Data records
####
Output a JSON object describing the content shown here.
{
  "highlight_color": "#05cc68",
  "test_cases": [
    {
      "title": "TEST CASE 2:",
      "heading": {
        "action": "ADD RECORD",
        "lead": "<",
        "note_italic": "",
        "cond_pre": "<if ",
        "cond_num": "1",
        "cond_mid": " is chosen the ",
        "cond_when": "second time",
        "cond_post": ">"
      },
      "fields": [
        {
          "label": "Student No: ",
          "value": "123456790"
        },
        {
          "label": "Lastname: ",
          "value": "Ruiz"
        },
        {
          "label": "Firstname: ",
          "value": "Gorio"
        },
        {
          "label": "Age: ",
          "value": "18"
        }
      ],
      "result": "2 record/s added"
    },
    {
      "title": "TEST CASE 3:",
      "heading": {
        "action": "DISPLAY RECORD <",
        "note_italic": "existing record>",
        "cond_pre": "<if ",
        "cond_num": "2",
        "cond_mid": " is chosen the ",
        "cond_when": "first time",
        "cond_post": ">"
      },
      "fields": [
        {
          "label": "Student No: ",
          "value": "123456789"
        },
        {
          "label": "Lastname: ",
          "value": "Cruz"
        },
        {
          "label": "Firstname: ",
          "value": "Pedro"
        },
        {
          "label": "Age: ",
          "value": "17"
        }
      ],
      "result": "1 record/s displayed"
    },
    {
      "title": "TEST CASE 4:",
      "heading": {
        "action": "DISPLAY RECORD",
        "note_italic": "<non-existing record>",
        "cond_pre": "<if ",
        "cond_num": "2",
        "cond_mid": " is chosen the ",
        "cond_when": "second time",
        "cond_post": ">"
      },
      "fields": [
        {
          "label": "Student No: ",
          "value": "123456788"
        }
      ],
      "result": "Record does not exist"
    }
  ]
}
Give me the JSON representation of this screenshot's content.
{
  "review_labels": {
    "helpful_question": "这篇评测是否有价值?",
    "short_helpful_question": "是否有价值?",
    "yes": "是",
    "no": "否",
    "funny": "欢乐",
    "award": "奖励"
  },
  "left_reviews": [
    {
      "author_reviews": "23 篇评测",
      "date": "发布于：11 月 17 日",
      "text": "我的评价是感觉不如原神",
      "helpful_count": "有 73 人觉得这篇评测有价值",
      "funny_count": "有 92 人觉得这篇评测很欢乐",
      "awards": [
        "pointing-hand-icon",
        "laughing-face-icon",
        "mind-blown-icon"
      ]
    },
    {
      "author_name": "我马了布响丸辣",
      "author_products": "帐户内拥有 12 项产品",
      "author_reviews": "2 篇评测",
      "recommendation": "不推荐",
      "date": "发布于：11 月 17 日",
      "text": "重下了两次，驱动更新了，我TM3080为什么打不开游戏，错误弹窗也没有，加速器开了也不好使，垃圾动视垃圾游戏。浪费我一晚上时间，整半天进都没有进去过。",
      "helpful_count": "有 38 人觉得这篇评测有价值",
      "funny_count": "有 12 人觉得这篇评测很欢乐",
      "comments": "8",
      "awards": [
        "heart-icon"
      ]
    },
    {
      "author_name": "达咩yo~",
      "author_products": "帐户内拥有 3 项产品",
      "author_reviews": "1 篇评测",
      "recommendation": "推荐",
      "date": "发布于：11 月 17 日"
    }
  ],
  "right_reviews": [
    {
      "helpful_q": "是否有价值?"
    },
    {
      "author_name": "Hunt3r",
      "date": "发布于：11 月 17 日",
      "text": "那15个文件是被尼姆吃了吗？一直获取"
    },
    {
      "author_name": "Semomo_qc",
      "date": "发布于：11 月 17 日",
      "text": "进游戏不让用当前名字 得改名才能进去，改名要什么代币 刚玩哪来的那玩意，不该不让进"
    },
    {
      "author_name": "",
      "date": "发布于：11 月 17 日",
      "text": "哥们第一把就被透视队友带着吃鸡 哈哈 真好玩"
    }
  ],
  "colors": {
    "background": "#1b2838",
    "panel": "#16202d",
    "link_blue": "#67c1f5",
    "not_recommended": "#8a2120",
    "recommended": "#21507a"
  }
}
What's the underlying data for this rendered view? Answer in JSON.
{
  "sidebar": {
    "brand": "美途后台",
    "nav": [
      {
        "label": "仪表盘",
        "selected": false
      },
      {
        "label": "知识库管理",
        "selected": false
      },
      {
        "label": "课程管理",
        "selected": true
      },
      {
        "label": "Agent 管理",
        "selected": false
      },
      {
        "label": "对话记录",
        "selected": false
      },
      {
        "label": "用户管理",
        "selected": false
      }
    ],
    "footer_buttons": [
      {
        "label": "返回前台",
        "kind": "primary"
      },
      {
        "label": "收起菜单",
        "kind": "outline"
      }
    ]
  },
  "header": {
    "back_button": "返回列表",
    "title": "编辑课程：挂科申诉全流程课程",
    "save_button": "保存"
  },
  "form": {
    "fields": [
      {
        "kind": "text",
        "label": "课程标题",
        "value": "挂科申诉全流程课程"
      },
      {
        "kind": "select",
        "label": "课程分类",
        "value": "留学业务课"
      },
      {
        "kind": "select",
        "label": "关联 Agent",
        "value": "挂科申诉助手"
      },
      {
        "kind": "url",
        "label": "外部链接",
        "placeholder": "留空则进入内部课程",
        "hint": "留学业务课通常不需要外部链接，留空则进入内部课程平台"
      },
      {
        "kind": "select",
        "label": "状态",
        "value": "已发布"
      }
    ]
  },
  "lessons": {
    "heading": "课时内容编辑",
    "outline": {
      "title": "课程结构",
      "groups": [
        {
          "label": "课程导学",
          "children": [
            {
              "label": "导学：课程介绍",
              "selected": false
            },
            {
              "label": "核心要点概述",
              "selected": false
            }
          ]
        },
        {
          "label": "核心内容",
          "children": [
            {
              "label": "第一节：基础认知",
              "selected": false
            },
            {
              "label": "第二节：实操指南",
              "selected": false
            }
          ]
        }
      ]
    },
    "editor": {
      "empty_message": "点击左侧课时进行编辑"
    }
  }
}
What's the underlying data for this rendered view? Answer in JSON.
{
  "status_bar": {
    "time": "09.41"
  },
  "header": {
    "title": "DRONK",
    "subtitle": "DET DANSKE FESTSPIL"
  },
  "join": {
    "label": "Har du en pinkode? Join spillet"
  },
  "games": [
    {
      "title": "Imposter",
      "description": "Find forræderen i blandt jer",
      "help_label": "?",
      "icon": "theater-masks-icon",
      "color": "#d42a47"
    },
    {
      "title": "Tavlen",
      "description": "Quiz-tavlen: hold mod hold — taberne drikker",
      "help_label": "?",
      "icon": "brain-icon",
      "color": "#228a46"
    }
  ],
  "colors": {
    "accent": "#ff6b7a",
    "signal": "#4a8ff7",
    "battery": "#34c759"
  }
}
####
### Task statement
Pull out and copy each line containing the string "time".

### Final result
        "cond_when": "second time",
        "cond_when": "first time",
        "cond_when": "second time",
    "time": "09.41"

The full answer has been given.